#### Aim:
The answer is one number: how many lines hold the string "Mercury".

== == ==

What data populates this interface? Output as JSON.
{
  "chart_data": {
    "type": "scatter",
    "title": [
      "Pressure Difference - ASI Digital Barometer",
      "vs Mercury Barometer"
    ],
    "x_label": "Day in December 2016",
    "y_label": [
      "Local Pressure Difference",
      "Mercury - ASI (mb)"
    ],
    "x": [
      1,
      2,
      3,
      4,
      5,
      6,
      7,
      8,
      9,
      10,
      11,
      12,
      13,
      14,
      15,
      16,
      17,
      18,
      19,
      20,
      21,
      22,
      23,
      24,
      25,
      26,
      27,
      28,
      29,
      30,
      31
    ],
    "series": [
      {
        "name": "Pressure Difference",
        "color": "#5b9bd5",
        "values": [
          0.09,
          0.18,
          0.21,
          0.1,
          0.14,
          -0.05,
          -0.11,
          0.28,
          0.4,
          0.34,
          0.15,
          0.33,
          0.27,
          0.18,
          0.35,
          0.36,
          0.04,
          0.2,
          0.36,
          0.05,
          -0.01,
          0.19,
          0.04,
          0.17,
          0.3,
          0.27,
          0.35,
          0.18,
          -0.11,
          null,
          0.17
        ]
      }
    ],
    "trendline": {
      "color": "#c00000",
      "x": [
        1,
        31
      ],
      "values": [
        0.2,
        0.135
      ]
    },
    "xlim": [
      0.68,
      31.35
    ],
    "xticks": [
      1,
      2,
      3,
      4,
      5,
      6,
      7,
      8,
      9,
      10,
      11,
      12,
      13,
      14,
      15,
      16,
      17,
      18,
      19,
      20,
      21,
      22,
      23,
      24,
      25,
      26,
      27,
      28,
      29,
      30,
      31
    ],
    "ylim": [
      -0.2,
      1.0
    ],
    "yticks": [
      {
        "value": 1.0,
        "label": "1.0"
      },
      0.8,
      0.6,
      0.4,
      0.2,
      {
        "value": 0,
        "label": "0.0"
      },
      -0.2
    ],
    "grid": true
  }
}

== == ==

#### Problem solution:
2